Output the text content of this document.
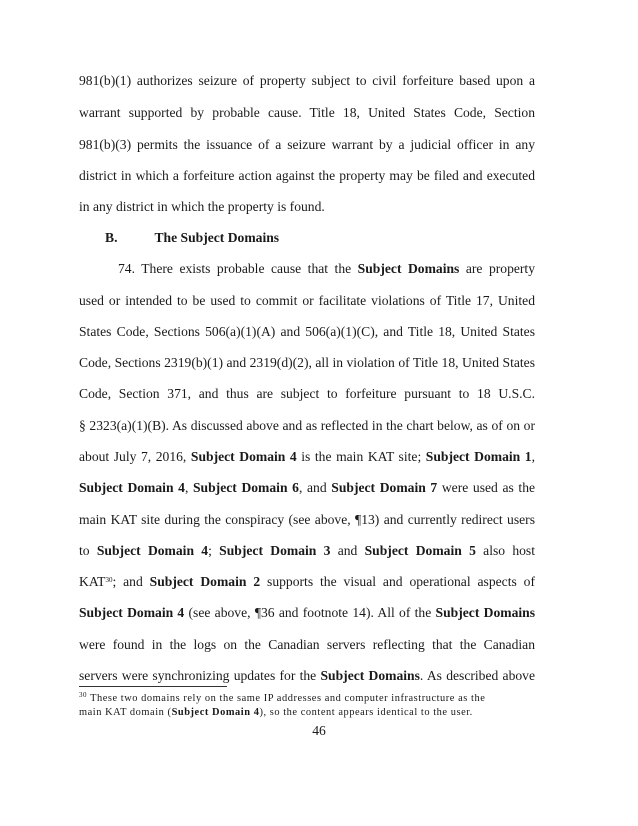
981(b)(1) authorizes seizure of property subject to civil forfeiture based upon a
warrant supported by probable cause. Title 18, United States Code, Section
981(b)(3) permits the issuance of a seizure warrant by a judicial officer in any
district in which a forfeiture action against the property may be filed and executed
in any district in which the property is found.
B.	The Subject Domains
74. There exists probable cause that the Subject Domains are property
used or intended to be used to commit or facilitate violations of Title 17, United
States Code, Sections 506(a)(1)(A) and 506(a)(1)(C), and Title 18, United States
Code, Sections 2319(b)(1) and 2319(d)(2), all in violation of Title 18, United States
Code, Section 371, and thus are subject to forfeiture pursuant to 18 U.S.C.
§ 2323(a)(1)(B). As discussed above and as reflected in the chart below, as of on or
about July 7, 2016, Subject Domain 4 is the main KAT site; Subject Domain 1,
Subject Domain 4, Subject Domain 6, and Subject Domain 7 were used as the
main KAT site during the conspiracy (see above, ¶13) and currently redirect users
to Subject Domain 4; Subject Domain 3 and Subject Domain 5 also host
KAT$^{30}$; and Subject Domain 2 supports the visual and operational aspects of
Subject Domain 4 (see above, ¶36 and footnote 14). All of the Subject Domains
were found in the logs on the Canadian servers reflecting that the Canadian
servers were synchronizing updates for the Subject Domains. As described above
$^{30}$ These two domains rely on the same IP addresses and computer infrastructure as the
main KAT domain (Subject Domain 4), so the content appears identical to the user.
46
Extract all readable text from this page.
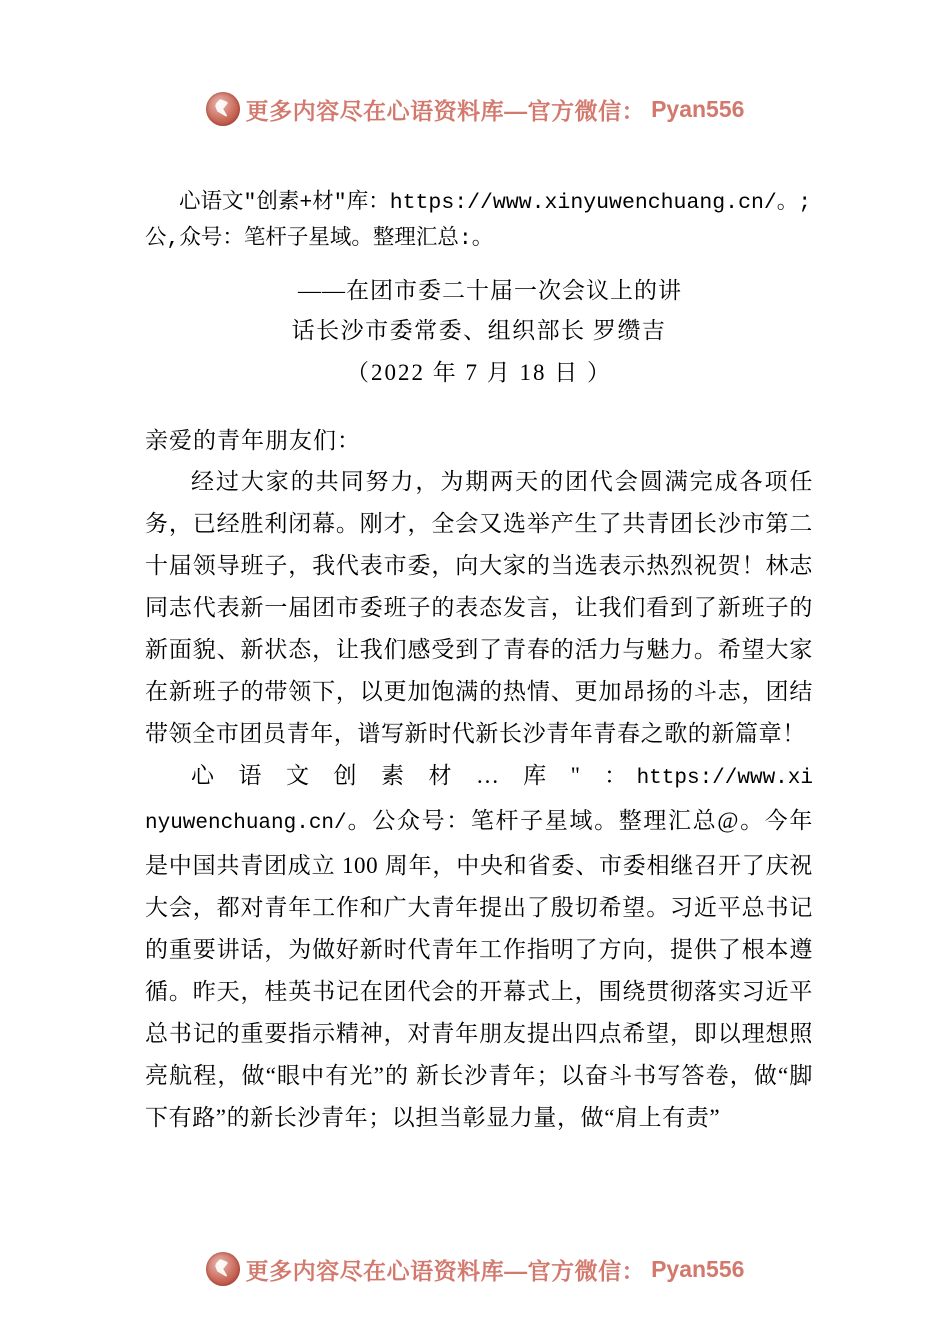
更多内容尽在心语资料库—官方微信： Pyan556
心语文"创素+材"库：https://www.xinyuwenchuang.cn/。;公,众号：笔杆子星域。整理汇总:。
——在团市委二十届一次会议上的讲
话长沙市委常委、组织部长 罗缵吉
（2022 年 7 月 18 日 ）
亲爱的青年朋友们：
经过大家的共同努力，为期两天的团代会圆满完成各项任务，已经胜利闭幕。刚才，全会又选举产生了共青团长沙市第二十届领导班子，我代表市委，向大家的当选表示热烈祝贺！林志同志代表新一届团市委班子的表态发言，让我们看到了新班子的新面貌、新状态，让我们感受到了青春的活力与魅力。希望大家在新班子的带领下，以更加饱满的热情、更加昂扬的斗志，团结带领全市团员青年，谱写新时代新长沙青年青春之歌的新篇章！
心 语 文 创 素 材 … 库 " ：https://www.xinyuwenchuang.cn/。公众号：笔杆子星域。整理汇总@。今年是中国共青团成立 100 周年，中央和省委、市委相继召开了庆祝大会，都对青年工作和广大青年提出了殷切希望。习近平总书记的重要讲话，为做好新时代青年工作指明了方向，提供了根本遵循。昨天，桂英书记在团代会的开幕式上，围绕贯彻落实习近平总书记的重要指示精神，对青年朋友提出四点希望，即以理想照亮航程，做“眼中有光”的 新长沙青年；以奋斗书写答卷，做“脚下有路”的新长沙青年；以担当彰显力量，做“肩上有责”
更多内容尽在心语资料库—官方微信： Pyan556
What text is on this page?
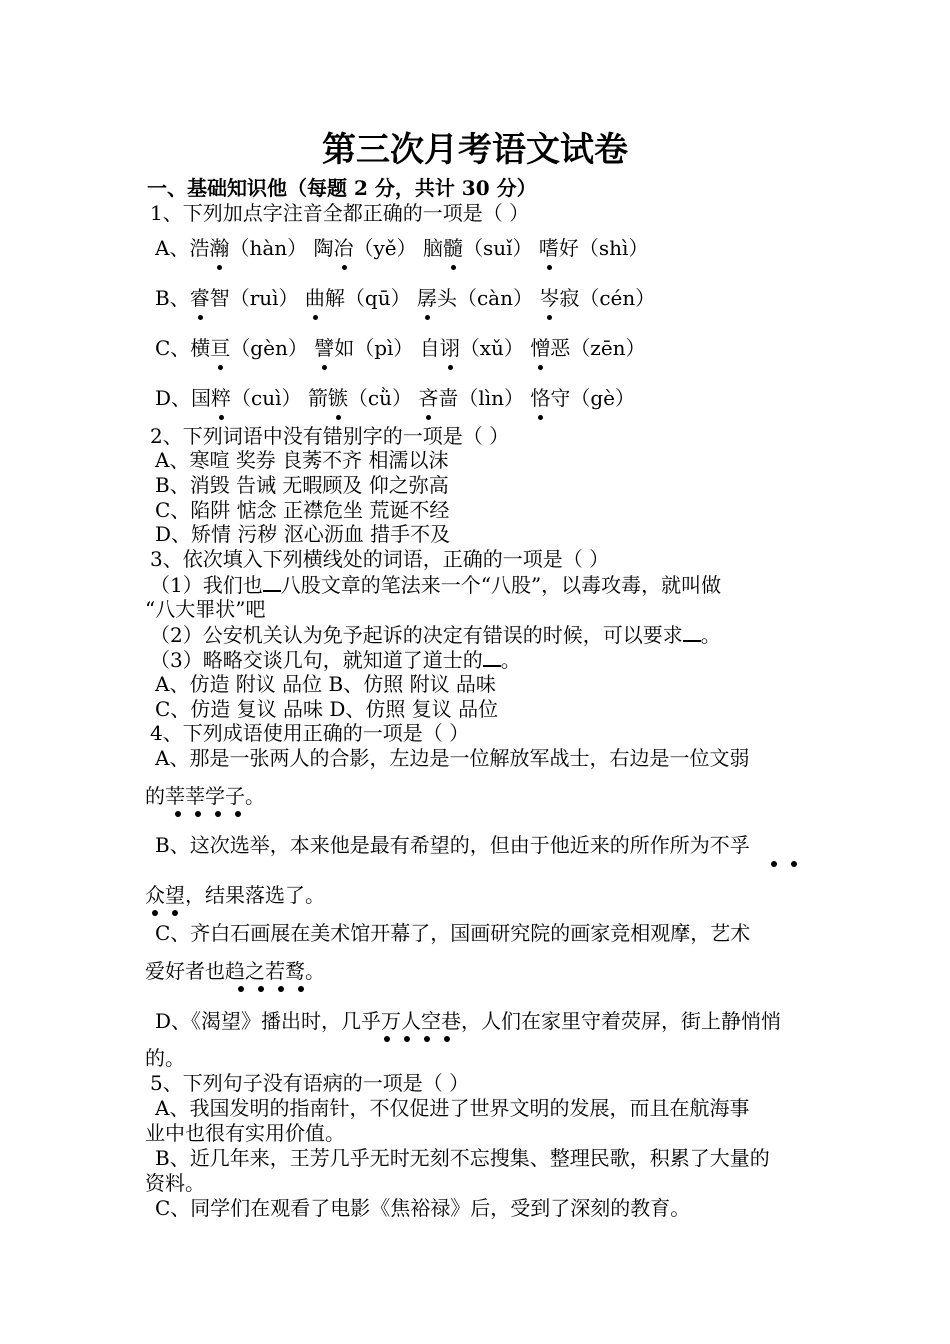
第三次月考语文试卷
一、基础知识他（每题 2 分，共计 30 分）
1、下列加点字注音全都正确的一项是（ ）
A、浩瀚（hàn） 陶冶（yě） 脑髓（suǐ） 嗜好（shì）
B、睿智（ruì） 曲解（qū） 孱头（càn） 岑寂（cén）
C、横亘（gèn） 譬如（pì） 自诩（xǔ） 憎恶（zēn）
D、国粹（cuì） 箭镞（cǜ） 吝啬（lìn） 恪守（gè）
2、下列词语中没有错别字的一项是（ ）
A、寒喧 奖券 良莠不齐 相濡以沫
B、消毁 告诫 无暇顾及 仰之弥高
C、陷阱 惦念 正襟危坐 荒诞不经
D、矫情 污秽 沤心沥血 措手不及
3、依次填入下列横线处的词语，正确的一项是（ ）
（1）我们也 八股文章的笔法来一个“八股”，以毒攻毒，就叫做
“八大罪状”吧
（2）公安机关认为免予起诉的决定有错误的时候，可以要求 。
（3）略略交谈几句，就知道了道士的 。
A、仿造 附议 品位 B、仿照 附议 品味
C、仿造 复议 品味 D、仿照 复议 品位
4、下列成语使用正确的一项是（ ）
A、那是一张两人的合影，左边是一位解放军战士，右边是一位文弱
的莘莘学子。
B、这次选举，本来他是最有希望的，但由于他近来的所作所为不孚
众望，结果落选了。
C、齐白石画展在美术馆开幕了，国画研究院的画家竞相观摩，艺术
爱好者也趋之若鹜。
D、《渴望》播出时，几乎万人空巷，人们在家里守着荧屏，街上静悄悄
的。
5、下列句子没有语病的一项是（ ）
A、我国发明的指南针，不仅促进了世界文明的发展，而且在航海事
业中也很有实用价值。
B、近几年来，王芳几乎无时无刻不忘搜集、整理民歌，积累了大量的
资料。
C、同学们在观看了电影《焦裕禄》后，受到了深刻的教育。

════════

◆ **EXERCISE BRIEF**
Return all lines containing the word "that".

◆ **EXERCISE ANSWER**
74. There exists probable cause that the Subject Domains are property
were found in the logs on the Canadian servers reflecting that the Canadian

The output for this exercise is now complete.